== Excerpt to read ==
BEGIN

Homesickness

Home is a feeling

I wrote this a few years ago on a previous incarnation of the web site. I was reminded of it because of some recent events so here it is again. Minor edits made, mostly grammar stuffs.

I was inspired by something I read today to write about homesickness. First, let me be clear that I am NOT homesick; I enjoy Austin alot and would much rather be here than there (except for Monday nights at the Flying Saucer). But anyway, time for a meloncholy digression.

So about being homesick… that was me when I went to college. Yes, I cried when my parents left (no, I’m not ashamed of it, well, not any more). But there was more to it than that. I hated the high school I went to because it was full of fake people — not fake as in non-existant people, but fake as in “daddy bought me a brand new mustang for my 16th birthday” people. I didn’t belong to that click; I had my own friends, all of whom fell outside the Plano preppy-kid norm by quite a bit.

END

== Provided information ==
BEGIN

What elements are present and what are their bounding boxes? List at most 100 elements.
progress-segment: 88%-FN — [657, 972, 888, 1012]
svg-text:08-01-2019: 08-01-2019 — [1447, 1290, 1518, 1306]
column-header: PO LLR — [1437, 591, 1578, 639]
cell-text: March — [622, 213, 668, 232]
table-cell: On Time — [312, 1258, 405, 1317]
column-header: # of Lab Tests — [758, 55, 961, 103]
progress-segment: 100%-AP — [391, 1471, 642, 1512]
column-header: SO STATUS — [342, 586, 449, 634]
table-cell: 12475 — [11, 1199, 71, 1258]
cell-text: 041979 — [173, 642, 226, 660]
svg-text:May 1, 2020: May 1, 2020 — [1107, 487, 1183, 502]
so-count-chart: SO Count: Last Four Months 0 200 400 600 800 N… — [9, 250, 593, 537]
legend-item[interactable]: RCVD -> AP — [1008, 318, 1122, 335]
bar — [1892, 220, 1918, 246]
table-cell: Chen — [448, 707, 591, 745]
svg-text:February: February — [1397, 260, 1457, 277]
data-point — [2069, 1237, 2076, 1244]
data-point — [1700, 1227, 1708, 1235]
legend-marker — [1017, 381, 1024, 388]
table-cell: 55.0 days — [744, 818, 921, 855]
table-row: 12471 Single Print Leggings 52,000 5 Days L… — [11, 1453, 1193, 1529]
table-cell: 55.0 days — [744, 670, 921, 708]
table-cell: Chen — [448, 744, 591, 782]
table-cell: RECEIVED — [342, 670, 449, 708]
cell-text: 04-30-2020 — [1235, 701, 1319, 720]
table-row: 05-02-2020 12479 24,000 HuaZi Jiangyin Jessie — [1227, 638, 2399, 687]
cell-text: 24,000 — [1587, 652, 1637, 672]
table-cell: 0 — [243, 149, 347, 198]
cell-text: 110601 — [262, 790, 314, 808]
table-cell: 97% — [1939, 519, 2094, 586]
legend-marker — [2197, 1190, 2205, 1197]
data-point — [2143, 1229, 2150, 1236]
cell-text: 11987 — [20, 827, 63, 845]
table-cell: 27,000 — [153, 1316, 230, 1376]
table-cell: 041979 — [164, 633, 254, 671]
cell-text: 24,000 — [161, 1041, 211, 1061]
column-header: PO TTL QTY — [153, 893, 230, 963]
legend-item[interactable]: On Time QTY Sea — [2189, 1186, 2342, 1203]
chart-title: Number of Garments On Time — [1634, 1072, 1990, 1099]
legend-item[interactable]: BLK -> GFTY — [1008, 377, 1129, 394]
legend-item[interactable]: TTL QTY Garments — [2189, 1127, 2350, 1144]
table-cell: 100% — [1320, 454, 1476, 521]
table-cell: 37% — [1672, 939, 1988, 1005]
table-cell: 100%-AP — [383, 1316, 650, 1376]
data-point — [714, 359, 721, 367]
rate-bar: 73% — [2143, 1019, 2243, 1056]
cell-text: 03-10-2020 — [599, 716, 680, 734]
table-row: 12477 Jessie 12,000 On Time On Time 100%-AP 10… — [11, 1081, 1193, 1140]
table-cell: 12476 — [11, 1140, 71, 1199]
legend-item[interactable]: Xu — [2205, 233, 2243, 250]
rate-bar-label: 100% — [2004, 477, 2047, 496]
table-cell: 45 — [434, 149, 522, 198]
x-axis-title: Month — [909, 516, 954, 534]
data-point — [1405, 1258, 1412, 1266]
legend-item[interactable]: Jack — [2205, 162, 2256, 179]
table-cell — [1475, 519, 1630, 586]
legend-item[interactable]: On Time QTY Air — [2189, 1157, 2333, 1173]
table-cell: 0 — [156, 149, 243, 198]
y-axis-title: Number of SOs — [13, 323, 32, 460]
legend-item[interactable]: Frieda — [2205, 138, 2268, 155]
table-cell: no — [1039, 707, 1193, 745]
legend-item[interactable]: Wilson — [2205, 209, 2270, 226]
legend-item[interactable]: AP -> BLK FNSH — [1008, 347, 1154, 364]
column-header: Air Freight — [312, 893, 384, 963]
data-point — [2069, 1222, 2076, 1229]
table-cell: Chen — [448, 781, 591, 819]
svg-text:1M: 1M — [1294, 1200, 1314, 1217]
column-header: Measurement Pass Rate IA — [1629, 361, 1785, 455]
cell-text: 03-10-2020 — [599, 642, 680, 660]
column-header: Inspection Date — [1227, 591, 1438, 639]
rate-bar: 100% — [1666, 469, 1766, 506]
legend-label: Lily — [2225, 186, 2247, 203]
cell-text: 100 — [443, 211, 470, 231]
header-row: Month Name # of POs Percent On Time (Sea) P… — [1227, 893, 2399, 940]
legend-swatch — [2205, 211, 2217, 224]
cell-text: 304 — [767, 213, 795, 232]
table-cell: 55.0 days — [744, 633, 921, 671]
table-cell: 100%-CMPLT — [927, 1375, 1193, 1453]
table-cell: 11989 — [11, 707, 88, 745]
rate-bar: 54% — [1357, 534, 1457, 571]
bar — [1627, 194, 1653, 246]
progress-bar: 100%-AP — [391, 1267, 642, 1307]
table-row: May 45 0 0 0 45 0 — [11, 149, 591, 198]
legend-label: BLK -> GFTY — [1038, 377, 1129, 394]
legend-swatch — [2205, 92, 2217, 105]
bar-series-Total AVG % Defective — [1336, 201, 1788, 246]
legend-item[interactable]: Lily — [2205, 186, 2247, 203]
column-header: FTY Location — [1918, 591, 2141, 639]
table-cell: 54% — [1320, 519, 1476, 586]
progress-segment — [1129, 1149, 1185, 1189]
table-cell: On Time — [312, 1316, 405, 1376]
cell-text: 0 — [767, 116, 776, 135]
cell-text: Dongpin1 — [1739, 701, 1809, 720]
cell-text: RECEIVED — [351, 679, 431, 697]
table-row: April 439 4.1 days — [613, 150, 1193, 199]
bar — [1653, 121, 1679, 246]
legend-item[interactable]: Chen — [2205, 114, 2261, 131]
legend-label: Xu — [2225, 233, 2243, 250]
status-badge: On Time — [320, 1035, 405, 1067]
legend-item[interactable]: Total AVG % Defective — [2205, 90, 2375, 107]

END

== Exercise A ==
According to the homesickness post, which city does the writer enjoy and prefer to be in?
== Exercise B ==
Using the homesickness post, explain in one to three sentences why the writer hated the high school they attended.
== Exercise C ==
Pick up the homesickness post from its last sentence and continue it.
The lines above are separate from the homesickness post.

== Expected output A ==
Austin.

== Expected output B ==
The writer hated the high school because it was full of fake people. This did not mean people who didn't exist. It meant the kind of people who would say their father bought them a brand new Mustang for their 16th birthday.

== Expected output C ==
So when it came time for me to choose a place to go to for college, I decided to go anywhere that wasn’t Texas so I could migrate away from the Plano stereotypical people and branch out from my old friends. Most of my other high school friends chose to go to UT or stay close to home, and I can’t blame them either. I live in Austin now and this is a great place, but college was my first opportunity to get out of the nest and away from all of that for the first time, and I wasn’t about to pass it up.

And I ended in St. Louis, Missouri. And I cried when my parents left because they were the last tie I had to anything – ANYTHING – that I knew in my 18 years previous to then. For the first time in my life, I was truly on my own.

Then there was the bout of homesickness. Homesickness isn’t wanting your mom and dad or your friends – it’s about wanting something familiar. The intersection you drive by every day. Watching a video with your friends. The feeling you get when you know exactly where you are beacuse you know the roads or the buildings that well…

Homesickness lasted a while, but then I started meeting more people and growing new friendships – the exact reason why I decided to go somewhere far away from the rest of my friends. And my new freinds and I bonded and had fun, and the unfamiliar became familiar, and the homesickness faded.

And then came the first big homecoming – Thanksgiving. Everyone went home to see their folks and friends – and for me, this was the first time I visited home since I left school. It wasn’t quite what I expected.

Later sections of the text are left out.